START Data for the task

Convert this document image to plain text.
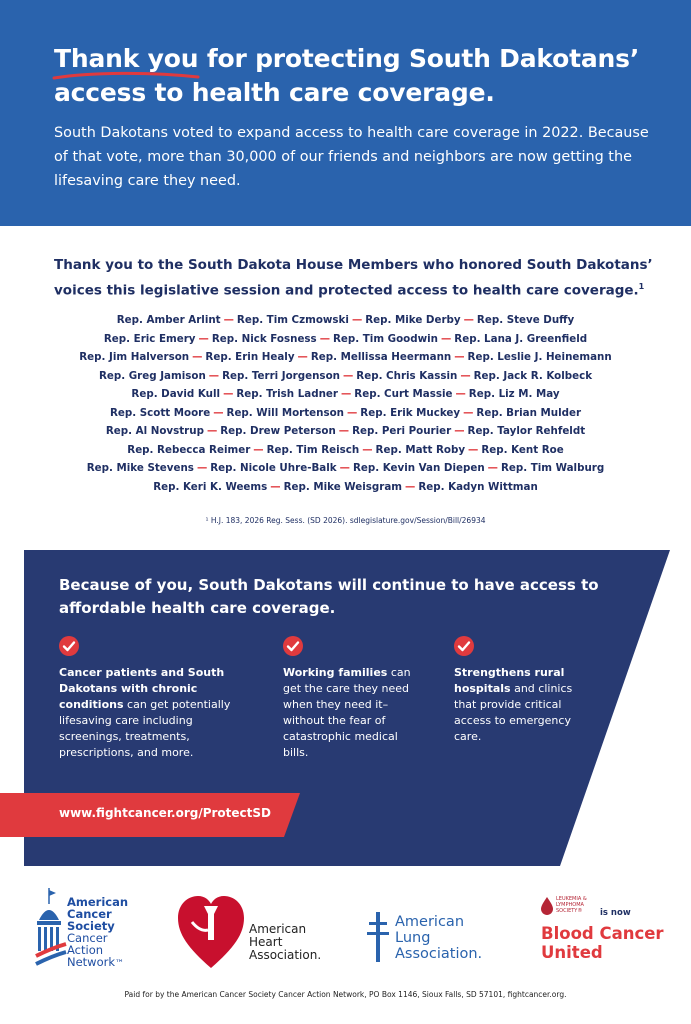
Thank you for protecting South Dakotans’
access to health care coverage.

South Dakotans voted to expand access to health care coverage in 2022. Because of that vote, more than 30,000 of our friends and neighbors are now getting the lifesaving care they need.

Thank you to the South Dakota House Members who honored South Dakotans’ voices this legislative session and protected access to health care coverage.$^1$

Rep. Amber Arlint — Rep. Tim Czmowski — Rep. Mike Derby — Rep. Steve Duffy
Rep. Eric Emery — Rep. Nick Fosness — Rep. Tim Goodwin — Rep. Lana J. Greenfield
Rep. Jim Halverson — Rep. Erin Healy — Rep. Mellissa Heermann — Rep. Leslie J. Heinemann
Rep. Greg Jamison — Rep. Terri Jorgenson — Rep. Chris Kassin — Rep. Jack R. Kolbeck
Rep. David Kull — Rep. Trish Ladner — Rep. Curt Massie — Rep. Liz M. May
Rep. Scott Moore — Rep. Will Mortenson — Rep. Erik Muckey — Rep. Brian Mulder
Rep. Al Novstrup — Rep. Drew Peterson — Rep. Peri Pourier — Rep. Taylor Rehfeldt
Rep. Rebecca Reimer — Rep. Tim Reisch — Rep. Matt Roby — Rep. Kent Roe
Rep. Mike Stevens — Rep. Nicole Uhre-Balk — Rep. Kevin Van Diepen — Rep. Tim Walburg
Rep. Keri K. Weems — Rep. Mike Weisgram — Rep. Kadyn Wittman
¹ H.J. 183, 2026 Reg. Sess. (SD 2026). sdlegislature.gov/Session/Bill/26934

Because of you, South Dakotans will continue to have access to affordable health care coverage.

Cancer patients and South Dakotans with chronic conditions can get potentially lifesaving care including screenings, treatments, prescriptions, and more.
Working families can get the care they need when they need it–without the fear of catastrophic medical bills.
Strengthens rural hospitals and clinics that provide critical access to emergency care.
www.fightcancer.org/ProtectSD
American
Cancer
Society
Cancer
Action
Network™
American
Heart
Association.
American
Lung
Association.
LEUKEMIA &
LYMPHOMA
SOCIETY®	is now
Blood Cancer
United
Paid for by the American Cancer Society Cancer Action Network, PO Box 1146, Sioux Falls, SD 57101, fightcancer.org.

END Data for the task
START Data for the task

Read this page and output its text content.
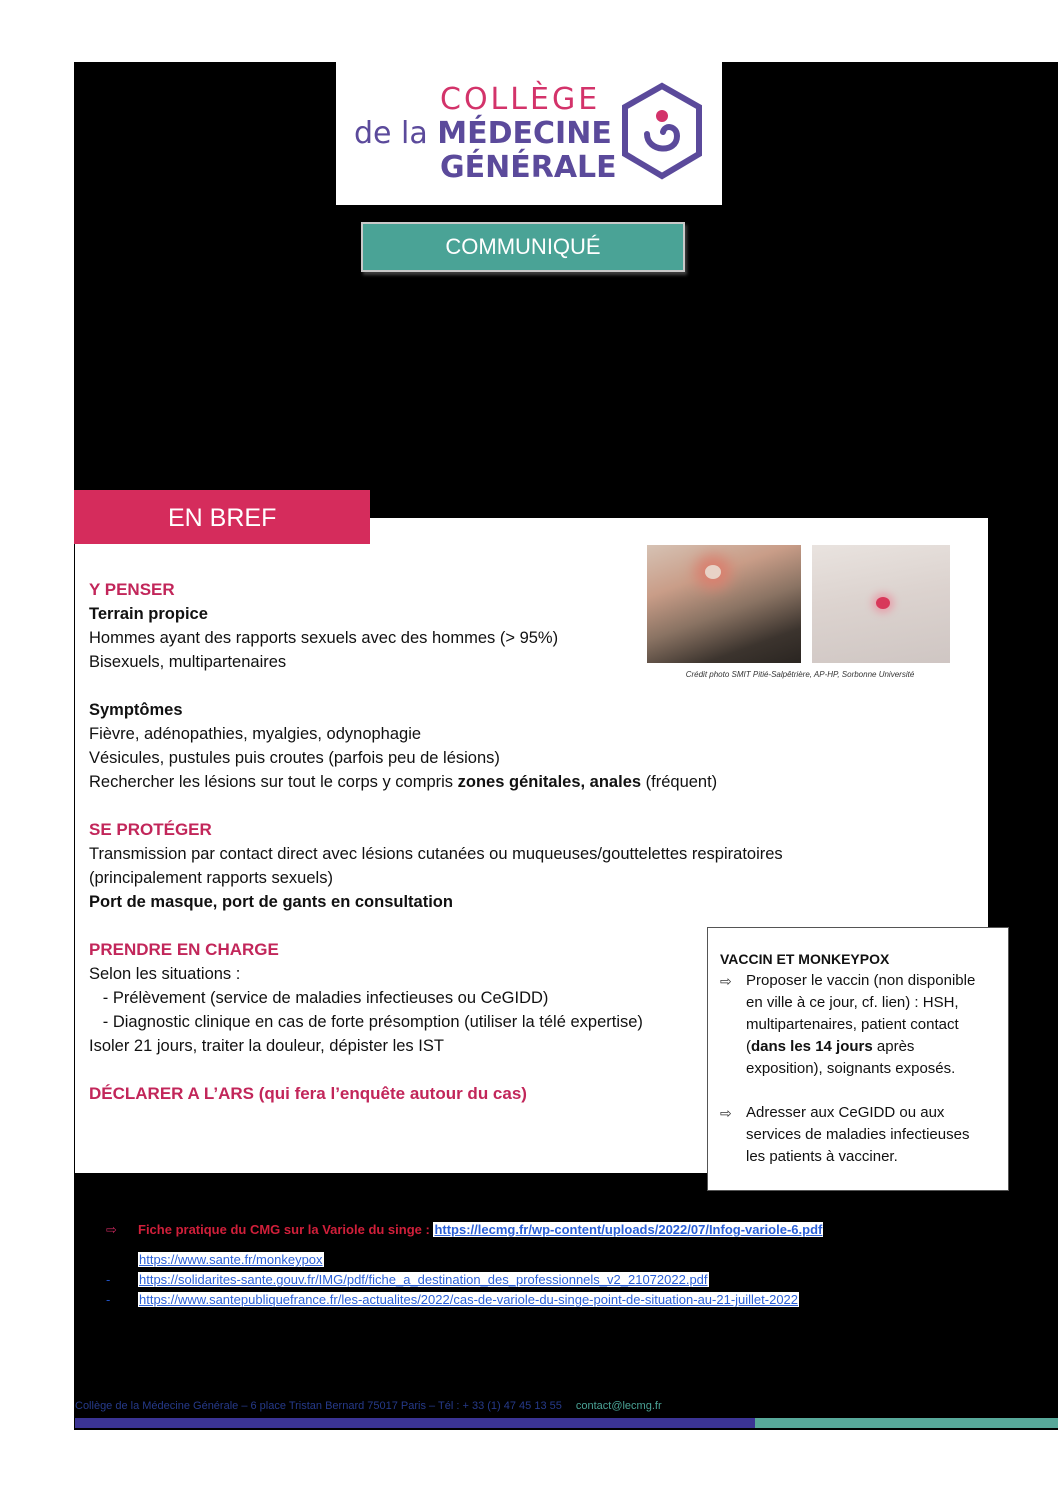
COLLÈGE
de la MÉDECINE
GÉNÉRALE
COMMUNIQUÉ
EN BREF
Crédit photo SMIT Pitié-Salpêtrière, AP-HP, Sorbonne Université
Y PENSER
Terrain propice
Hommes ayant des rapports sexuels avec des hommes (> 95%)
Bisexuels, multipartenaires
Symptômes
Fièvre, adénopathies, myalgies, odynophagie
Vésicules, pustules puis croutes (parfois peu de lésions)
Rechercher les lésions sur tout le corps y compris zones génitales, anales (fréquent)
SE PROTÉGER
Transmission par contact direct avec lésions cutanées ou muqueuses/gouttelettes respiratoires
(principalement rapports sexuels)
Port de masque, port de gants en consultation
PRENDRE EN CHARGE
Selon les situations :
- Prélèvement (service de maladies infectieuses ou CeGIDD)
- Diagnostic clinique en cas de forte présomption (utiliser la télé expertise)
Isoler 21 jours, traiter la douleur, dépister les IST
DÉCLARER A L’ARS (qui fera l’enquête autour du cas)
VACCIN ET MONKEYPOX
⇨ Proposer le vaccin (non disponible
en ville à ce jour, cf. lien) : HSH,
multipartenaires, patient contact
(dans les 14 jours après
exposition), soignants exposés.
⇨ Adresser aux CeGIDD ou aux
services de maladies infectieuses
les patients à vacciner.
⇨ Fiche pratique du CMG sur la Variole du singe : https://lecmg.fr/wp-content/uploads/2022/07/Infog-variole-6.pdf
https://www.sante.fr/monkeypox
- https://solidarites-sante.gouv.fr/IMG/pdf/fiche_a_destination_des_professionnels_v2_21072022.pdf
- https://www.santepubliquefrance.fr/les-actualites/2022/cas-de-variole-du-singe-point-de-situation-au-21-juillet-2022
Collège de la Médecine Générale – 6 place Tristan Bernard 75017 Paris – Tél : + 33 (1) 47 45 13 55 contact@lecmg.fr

END Data for the task

## Task details
Copy out each line of the data where the string "Network" appears.

## Solution for this exercise
Network™
Paid for by the American Cancer Society Cancer Action Network, PO Box 1146, Sioux Falls, SD 57101, fightcancer.org.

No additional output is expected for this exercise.